*** Data provided ***
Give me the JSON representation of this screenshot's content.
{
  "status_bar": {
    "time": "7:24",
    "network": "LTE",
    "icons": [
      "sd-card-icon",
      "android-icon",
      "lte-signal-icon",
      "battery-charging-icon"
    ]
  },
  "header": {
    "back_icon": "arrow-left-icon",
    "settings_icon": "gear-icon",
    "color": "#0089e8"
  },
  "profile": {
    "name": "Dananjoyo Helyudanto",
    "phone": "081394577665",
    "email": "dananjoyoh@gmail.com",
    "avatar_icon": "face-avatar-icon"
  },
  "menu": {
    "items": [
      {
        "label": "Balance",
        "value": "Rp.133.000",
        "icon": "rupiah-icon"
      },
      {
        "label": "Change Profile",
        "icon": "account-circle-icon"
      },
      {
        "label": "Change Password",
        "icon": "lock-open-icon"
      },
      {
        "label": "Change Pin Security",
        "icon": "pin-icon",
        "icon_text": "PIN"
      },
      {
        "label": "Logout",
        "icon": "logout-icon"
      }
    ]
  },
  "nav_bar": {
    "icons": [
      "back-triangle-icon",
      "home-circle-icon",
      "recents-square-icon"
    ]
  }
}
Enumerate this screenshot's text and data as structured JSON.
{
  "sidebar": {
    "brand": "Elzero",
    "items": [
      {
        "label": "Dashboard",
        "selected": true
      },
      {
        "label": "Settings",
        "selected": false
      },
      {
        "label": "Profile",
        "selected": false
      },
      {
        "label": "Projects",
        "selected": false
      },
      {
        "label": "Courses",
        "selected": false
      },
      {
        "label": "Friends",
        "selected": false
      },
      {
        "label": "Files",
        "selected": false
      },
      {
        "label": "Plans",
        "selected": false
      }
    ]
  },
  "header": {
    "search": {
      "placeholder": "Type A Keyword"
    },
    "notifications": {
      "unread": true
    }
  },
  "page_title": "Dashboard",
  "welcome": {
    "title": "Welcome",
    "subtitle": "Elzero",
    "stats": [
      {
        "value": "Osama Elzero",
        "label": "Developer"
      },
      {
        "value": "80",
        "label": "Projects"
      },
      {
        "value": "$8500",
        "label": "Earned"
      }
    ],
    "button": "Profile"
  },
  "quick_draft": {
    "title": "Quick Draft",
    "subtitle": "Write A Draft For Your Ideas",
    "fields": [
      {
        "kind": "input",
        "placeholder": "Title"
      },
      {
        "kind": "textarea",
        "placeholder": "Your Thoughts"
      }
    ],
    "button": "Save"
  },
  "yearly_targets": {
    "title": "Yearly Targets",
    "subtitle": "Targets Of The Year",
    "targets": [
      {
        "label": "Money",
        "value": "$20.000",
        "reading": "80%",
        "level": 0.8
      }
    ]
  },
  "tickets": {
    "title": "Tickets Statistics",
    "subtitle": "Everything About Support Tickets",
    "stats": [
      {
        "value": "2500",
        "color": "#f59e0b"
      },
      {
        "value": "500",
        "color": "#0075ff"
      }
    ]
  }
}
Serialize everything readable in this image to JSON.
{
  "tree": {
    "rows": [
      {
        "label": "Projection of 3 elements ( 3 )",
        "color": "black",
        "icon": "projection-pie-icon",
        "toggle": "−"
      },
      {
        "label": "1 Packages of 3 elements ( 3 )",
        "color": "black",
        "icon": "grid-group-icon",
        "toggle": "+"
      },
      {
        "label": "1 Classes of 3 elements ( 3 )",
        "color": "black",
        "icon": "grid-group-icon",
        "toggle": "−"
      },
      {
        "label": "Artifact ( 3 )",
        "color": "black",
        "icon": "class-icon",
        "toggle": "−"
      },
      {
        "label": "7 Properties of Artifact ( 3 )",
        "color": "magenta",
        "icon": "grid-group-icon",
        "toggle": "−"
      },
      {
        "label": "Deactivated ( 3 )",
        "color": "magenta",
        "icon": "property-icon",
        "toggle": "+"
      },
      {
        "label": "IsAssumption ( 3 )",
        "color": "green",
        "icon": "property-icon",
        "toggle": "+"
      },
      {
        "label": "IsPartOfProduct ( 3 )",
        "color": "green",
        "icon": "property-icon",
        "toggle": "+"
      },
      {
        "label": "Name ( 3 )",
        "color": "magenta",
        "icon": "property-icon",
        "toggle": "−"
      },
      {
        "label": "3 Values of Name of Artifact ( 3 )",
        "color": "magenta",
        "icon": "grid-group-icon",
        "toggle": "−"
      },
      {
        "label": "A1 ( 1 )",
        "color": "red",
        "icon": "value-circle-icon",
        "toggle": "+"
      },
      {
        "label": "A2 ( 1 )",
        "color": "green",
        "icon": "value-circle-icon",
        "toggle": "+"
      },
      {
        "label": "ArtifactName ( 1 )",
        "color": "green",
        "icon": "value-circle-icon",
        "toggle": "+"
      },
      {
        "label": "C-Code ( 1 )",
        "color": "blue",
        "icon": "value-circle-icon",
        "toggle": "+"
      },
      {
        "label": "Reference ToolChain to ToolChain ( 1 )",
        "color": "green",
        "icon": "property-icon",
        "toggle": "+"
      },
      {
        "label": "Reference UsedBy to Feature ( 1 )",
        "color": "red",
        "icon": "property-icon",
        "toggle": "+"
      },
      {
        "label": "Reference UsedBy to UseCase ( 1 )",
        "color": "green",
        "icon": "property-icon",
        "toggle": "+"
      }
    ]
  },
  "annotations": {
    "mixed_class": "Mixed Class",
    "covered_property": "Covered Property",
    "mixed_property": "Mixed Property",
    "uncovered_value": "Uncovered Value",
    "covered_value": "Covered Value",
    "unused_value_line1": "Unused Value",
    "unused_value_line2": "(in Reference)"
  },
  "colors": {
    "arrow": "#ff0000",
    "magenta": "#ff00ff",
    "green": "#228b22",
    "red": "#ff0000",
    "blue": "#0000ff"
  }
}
***
* **Written instruction**: Retype the material in full, character for character.

* **Worked answer**:
Give me the JSON representation of this screenshot's content.
{
  "status_bar": {
    "time": "7:24",
    "network": "LTE",
    "icons": [
      "sd-card-icon",
      "android-icon",
      "lte-signal-icon",
      "battery-charging-icon"
    ]
  },
  "header": {
    "back_icon": "arrow-left-icon",
    "settings_icon": "gear-icon",
    "color": "#0089e8"
  },
  "profile": {
    "name": "Dananjoyo Helyudanto",
    "phone": "081394577665",
    "email": "dananjoyoh@gmail.com",
    "avatar_icon": "face-avatar-icon"
  },
  "menu": {
    "items": [
      {
        "label": "Balance",
        "value": "Rp.133.000",
        "icon": "rupiah-icon"
      },
      {
        "label": "Change Profile",
        "icon": "account-circle-icon"
      },
      {
        "label": "Change Password",
        "icon": "lock-open-icon"
      },
      {
        "label": "Change Pin Security",
        "icon": "pin-icon",
        "icon_text": "PIN"
      },
      {
        "label": "Logout",
        "icon": "logout-icon"
      }
    ]
  },
  "nav_bar": {
    "icons": [
      "back-triangle-icon",
      "home-circle-icon",
      "recents-square-icon"
    ]
  }
}
Enumerate this screenshot's text and data as structured JSON.
{
  "sidebar": {
    "brand": "Elzero",
    "items": [
      {
        "label": "Dashboard",
        "selected": true
      },
      {
        "label": "Settings",
        "selected": false
      },
      {
        "label": "Profile",
        "selected": false
      },
      {
        "label": "Projects",
        "selected": false
      },
      {
        "label": "Courses",
        "selected": false
      },
      {
        "label": "Friends",
        "selected": false
      },
      {
        "label": "Files",
        "selected": false
      },
      {
        "label": "Plans",
        "selected": false
      }
    ]
  },
  "header": {
    "search": {
      "placeholder": "Type A Keyword"
    },
    "notifications": {
      "unread": true
    }
  },
  "page_title": "Dashboard",
  "welcome": {
    "title": "Welcome",
    "subtitle": "Elzero",
    "stats": [
      {
        "value": "Osama Elzero",
        "label": "Developer"
      },
      {
        "value": "80",
        "label": "Projects"
      },
      {
        "value": "$8500",
        "label": "Earned"
      }
    ],
    "button": "Profile"
  },
  "quick_draft": {
    "title": "Quick Draft",
    "subtitle": "Write A Draft For Your Ideas",
    "fields": [
      {
        "kind": "input",
        "placeholder": "Title"
      },
      {
        "kind": "textarea",
        "placeholder": "Your Thoughts"
      }
    ],
    "button": "Save"
  },
  "yearly_targets": {
    "title": "Yearly Targets",
    "subtitle": "Targets Of The Year",
    "targets": [
      {
        "label": "Money",
        "value": "$20.000",
        "reading": "80%",
        "level": 0.8
      }
    ]
  },
  "tickets": {
    "title": "Tickets Statistics",
    "subtitle": "Everything About Support Tickets",
    "stats": [
      {
        "value": "2500",
        "color": "#f59e0b"
      },
      {
        "value": "500",
        "color": "#0075ff"
      }
    ]
  }
}
Serialize everything readable in this image to JSON.
{
  "tree": {
    "rows": [
      {
        "label": "Projection of 3 elements ( 3 )",
        "color": "black",
        "icon": "projection-pie-icon",
        "toggle": "−"
      },
      {
        "label": "1 Packages of 3 elements ( 3 )",
        "color": "black",
        "icon": "grid-group-icon",
        "toggle": "+"
      },
      {
        "label": "1 Classes of 3 elements ( 3 )",
        "color": "black",
        "icon": "grid-group-icon",
        "toggle": "−"
      },
      {
        "label": "Artifact ( 3 )",
        "color": "black",
        "icon": "class-icon",
        "toggle": "−"
      },
      {
        "label": "7 Properties of Artifact ( 3 )",
        "color": "magenta",
        "icon": "grid-group-icon",
        "toggle": "−"
      },
      {
        "label": "Deactivated ( 3 )",
        "color": "magenta",
        "icon": "property-icon",
        "toggle": "+"
      },
      {
        "label": "IsAssumption ( 3 )",
        "color": "green",
        "icon": "property-icon",
        "toggle": "+"
      },
      {
        "label": "IsPartOfProduct ( 3 )",
        "color": "green",
        "icon": "property-icon",
        "toggle": "+"
      },
      {
        "label": "Name ( 3 )",
        "color": "magenta",
        "icon": "property-icon",
        "toggle": "−"
      },
      {
        "label": "3 Values of Name of Artifact ( 3 )",
        "color": "magenta",
        "icon": "grid-group-icon",
        "toggle": "−"
      },
      {
        "label": "A1 ( 1 )",
        "color": "red",
        "icon": "value-circle-icon",
        "toggle": "+"
      },
      {
        "label": "A2 ( 1 )",
        "color": "green",
        "icon": "value-circle-icon",
        "toggle": "+"
      },
      {
        "label": "ArtifactName ( 1 )",
        "color": "green",
        "icon": "value-circle-icon",
        "toggle": "+"
      },
      {
        "label": "C-Code ( 1 )",
        "color": "blue",
        "icon": "value-circle-icon",
        "toggle": "+"
      },
      {
        "label": "Reference ToolChain to ToolChain ( 1 )",
        "color": "green",
        "icon": "property-icon",
        "toggle": "+"
      },
      {
        "label": "Reference UsedBy to Feature ( 1 )",
        "color": "red",
        "icon": "property-icon",
        "toggle": "+"
      },
      {
        "label": "Reference UsedBy to UseCase ( 1 )",
        "color": "green",
        "icon": "property-icon",
        "toggle": "+"
      }
    ]
  },
  "annotations": {
    "mixed_class": "Mixed Class",
    "covered_property": "Covered Property",
    "mixed_property": "Mixed Property",
    "uncovered_value": "Uncovered Value",
    "covered_value": "Covered Value",
    "unused_value_line1": "Unused Value",
    "unused_value_line2": "(in Reference)"
  },
  "colors": {
    "arrow": "#ff0000",
    "magenta": "#ff00ff",
    "green": "#228b22",
    "red": "#ff0000",
    "blue": "#0000ff"
  }
}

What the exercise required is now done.